## EXERCISE DESCRIPTION
Repeat every line of the material, character for character.

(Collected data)

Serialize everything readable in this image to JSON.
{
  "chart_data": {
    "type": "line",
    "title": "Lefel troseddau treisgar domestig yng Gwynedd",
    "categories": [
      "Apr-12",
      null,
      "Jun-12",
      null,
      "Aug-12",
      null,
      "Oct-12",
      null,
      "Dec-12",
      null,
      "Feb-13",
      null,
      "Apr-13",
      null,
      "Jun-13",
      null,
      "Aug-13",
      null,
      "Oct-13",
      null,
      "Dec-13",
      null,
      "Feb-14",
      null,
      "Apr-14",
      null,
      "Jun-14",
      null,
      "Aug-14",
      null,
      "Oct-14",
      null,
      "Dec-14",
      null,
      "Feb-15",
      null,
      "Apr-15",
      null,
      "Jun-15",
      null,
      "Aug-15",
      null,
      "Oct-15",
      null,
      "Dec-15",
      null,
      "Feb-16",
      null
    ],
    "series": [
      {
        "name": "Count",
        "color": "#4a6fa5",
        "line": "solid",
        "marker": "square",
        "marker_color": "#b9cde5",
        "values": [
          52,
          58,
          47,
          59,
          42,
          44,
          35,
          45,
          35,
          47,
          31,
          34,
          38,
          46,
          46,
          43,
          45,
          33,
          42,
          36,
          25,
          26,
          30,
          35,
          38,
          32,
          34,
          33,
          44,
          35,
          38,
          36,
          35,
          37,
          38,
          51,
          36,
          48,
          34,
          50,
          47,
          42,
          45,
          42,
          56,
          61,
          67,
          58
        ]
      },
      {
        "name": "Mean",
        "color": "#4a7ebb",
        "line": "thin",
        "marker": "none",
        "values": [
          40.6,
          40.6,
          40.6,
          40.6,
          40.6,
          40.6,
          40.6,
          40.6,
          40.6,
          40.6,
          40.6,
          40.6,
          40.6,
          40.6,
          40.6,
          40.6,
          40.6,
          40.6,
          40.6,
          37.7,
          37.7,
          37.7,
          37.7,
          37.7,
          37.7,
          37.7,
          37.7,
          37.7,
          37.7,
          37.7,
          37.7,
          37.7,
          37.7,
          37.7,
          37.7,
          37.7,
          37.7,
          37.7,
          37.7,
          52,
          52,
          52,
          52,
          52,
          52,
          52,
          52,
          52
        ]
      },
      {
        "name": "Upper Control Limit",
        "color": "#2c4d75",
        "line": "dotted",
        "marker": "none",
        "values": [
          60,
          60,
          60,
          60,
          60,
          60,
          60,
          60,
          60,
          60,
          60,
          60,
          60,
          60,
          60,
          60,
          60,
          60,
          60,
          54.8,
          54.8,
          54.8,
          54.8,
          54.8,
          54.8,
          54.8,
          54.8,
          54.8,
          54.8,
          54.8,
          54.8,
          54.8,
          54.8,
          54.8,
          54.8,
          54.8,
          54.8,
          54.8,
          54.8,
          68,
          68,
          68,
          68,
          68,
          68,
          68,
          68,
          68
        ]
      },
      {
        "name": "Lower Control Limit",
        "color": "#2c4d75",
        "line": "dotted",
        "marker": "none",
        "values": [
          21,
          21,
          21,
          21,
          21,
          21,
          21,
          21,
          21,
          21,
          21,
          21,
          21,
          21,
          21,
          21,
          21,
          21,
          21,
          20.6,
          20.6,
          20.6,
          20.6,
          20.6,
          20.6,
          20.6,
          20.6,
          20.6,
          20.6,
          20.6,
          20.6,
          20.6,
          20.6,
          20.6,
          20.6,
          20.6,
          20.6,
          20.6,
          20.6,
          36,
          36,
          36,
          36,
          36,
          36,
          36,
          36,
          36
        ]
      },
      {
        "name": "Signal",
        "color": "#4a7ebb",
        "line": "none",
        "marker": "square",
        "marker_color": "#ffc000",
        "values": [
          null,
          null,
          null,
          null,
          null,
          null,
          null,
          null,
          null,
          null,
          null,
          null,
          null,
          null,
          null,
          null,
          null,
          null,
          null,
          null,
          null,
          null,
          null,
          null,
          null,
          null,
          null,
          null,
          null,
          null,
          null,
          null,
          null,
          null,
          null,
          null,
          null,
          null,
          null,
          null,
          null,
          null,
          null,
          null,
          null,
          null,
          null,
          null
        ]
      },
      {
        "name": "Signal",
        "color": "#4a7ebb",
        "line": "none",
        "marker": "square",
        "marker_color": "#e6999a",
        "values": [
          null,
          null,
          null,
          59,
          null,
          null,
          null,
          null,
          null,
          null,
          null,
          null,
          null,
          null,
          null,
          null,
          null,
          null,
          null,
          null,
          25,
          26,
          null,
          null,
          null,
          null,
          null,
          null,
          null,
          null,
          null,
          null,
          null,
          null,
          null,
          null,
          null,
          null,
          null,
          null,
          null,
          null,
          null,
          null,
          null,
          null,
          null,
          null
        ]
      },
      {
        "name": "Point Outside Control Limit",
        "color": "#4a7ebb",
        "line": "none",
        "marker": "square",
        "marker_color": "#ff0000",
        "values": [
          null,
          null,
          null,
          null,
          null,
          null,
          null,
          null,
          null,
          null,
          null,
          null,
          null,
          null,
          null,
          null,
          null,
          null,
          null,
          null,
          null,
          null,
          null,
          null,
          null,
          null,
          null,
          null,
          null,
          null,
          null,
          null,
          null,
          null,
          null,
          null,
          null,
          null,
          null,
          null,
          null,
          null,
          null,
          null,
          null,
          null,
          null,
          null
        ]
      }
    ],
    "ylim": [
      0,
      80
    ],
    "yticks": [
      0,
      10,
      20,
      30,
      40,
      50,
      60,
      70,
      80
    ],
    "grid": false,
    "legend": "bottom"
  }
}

## TASK RESPONSE
Serialize everything readable in this image to JSON.
{
  "chart_data": {
    "type": "line",
    "title": "Lefel troseddau treisgar domestig yng Gwynedd",
    "categories": [
      "Apr-12",
      null,
      "Jun-12",
      null,
      "Aug-12",
      null,
      "Oct-12",
      null,
      "Dec-12",
      null,
      "Feb-13",
      null,
      "Apr-13",
      null,
      "Jun-13",
      null,
      "Aug-13",
      null,
      "Oct-13",
      null,
      "Dec-13",
      null,
      "Feb-14",
      null,
      "Apr-14",
      null,
      "Jun-14",
      null,
      "Aug-14",
      null,
      "Oct-14",
      null,
      "Dec-14",
      null,
      "Feb-15",
      null,
      "Apr-15",
      null,
      "Jun-15",
      null,
      "Aug-15",
      null,
      "Oct-15",
      null,
      "Dec-15",
      null,
      "Feb-16",
      null
    ],
    "series": [
      {
        "name": "Count",
        "color": "#4a6fa5",
        "line": "solid",
        "marker": "square",
        "marker_color": "#b9cde5",
        "values": [
          52,
          58,
          47,
          59,
          42,
          44,
          35,
          45,
          35,
          47,
          31,
          34,
          38,
          46,
          46,
          43,
          45,
          33,
          42,
          36,
          25,
          26,
          30,
          35,
          38,
          32,
          34,
          33,
          44,
          35,
          38,
          36,
          35,
          37,
          38,
          51,
          36,
          48,
          34,
          50,
          47,
          42,
          45,
          42,
          56,
          61,
          67,
          58
        ]
      },
      {
        "name": "Mean",
        "color": "#4a7ebb",
        "line": "thin",
        "marker": "none",
        "values": [
          40.6,
          40.6,
          40.6,
          40.6,
          40.6,
          40.6,
          40.6,
          40.6,
          40.6,
          40.6,
          40.6,
          40.6,
          40.6,
          40.6,
          40.6,
          40.6,
          40.6,
          40.6,
          40.6,
          37.7,
          37.7,
          37.7,
          37.7,
          37.7,
          37.7,
          37.7,
          37.7,
          37.7,
          37.7,
          37.7,
          37.7,
          37.7,
          37.7,
          37.7,
          37.7,
          37.7,
          37.7,
          37.7,
          37.7,
          52,
          52,
          52,
          52,
          52,
          52,
          52,
          52,
          52
        ]
      },
      {
        "name": "Upper Control Limit",
        "color": "#2c4d75",
        "line": "dotted",
        "marker": "none",
        "values": [
          60,
          60,
          60,
          60,
          60,
          60,
          60,
          60,
          60,
          60,
          60,
          60,
          60,
          60,
          60,
          60,
          60,
          60,
          60,
          54.8,
          54.8,
          54.8,
          54.8,
          54.8,
          54.8,
          54.8,
          54.8,
          54.8,
          54.8,
          54.8,
          54.8,
          54.8,
          54.8,
          54.8,
          54.8,
          54.8,
          54.8,
          54.8,
          54.8,
          68,
          68,
          68,
          68,
          68,
          68,
          68,
          68,
          68
        ]
      },
      {
        "name": "Lower Control Limit",
        "color": "#2c4d75",
        "line": "dotted",
        "marker": "none",
        "values": [
          21,
          21,
          21,
          21,
          21,
          21,
          21,
          21,
          21,
          21,
          21,
          21,
          21,
          21,
          21,
          21,
          21,
          21,
          21,
          20.6,
          20.6,
          20.6,
          20.6,
          20.6,
          20.6,
          20.6,
          20.6,
          20.6,
          20.6,
          20.6,
          20.6,
          20.6,
          20.6,
          20.6,
          20.6,
          20.6,
          20.6,
          20.6,
          20.6,
          36,
          36,
          36,
          36,
          36,
          36,
          36,
          36,
          36
        ]
      },
      {
        "name": "Signal",
        "color": "#4a7ebb",
        "line": "none",
        "marker": "square",
        "marker_color": "#ffc000",
        "values": [
          null,
          null,
          null,
          null,
          null,
          null,
          null,
          null,
          null,
          null,
          null,
          null,
          null,
          null,
          null,
          null,
          null,
          null,
          null,
          null,
          null,
          null,
          null,
          null,
          null,
          null,
          null,
          null,
          null,
          null,
          null,
          null,
          null,
          null,
          null,
          null,
          null,
          null,
          null,
          null,
          null,
          null,
          null,
          null,
          null,
          null,
          null,
          null
        ]
      },
      {
        "name": "Signal",
        "color": "#4a7ebb",
        "line": "none",
        "marker": "square",
        "marker_color": "#e6999a",
        "values": [
          null,
          null,
          null,
          59,
          null,
          null,
          null,
          null,
          null,
          null,
          null,
          null,
          null,
          null,
          null,
          null,
          null,
          null,
          null,
          null,
          25,
          26,
          null,
          null,
          null,
          null,
          null,
          null,
          null,
          null,
          null,
          null,
          null,
          null,
          null,
          null,
          null,
          null,
          null,
          null,
          null,
          null,
          null,
          null,
          null,
          null,
          null,
          null
        ]
      },
      {
        "name": "Point Outside Control Limit",
        "color": "#4a7ebb",
        "line": "none",
        "marker": "square",
        "marker_color": "#ff0000",
        "values": [
          null,
          null,
          null,
          null,
          null,
          null,
          null,
          null,
          null,
          null,
          null,
          null,
          null,
          null,
          null,
          null,
          null,
          null,
          null,
          null,
          null,
          null,
          null,
          null,
          null,
          null,
          null,
          null,
          null,
          null,
          null,
          null,
          null,
          null,
          null,
          null,
          null,
          null,
          null,
          null,
          null,
          null,
          null,
          null,
          null,
          null,
          null,
          null
        ]
      }
    ],
    "ylim": [
      0,
      80
    ],
    "yticks": [
      0,
      10,
      20,
      30,
      40,
      50,
      60,
      70,
      80
    ],
    "grid": false,
    "legend": "bottom"
  }
}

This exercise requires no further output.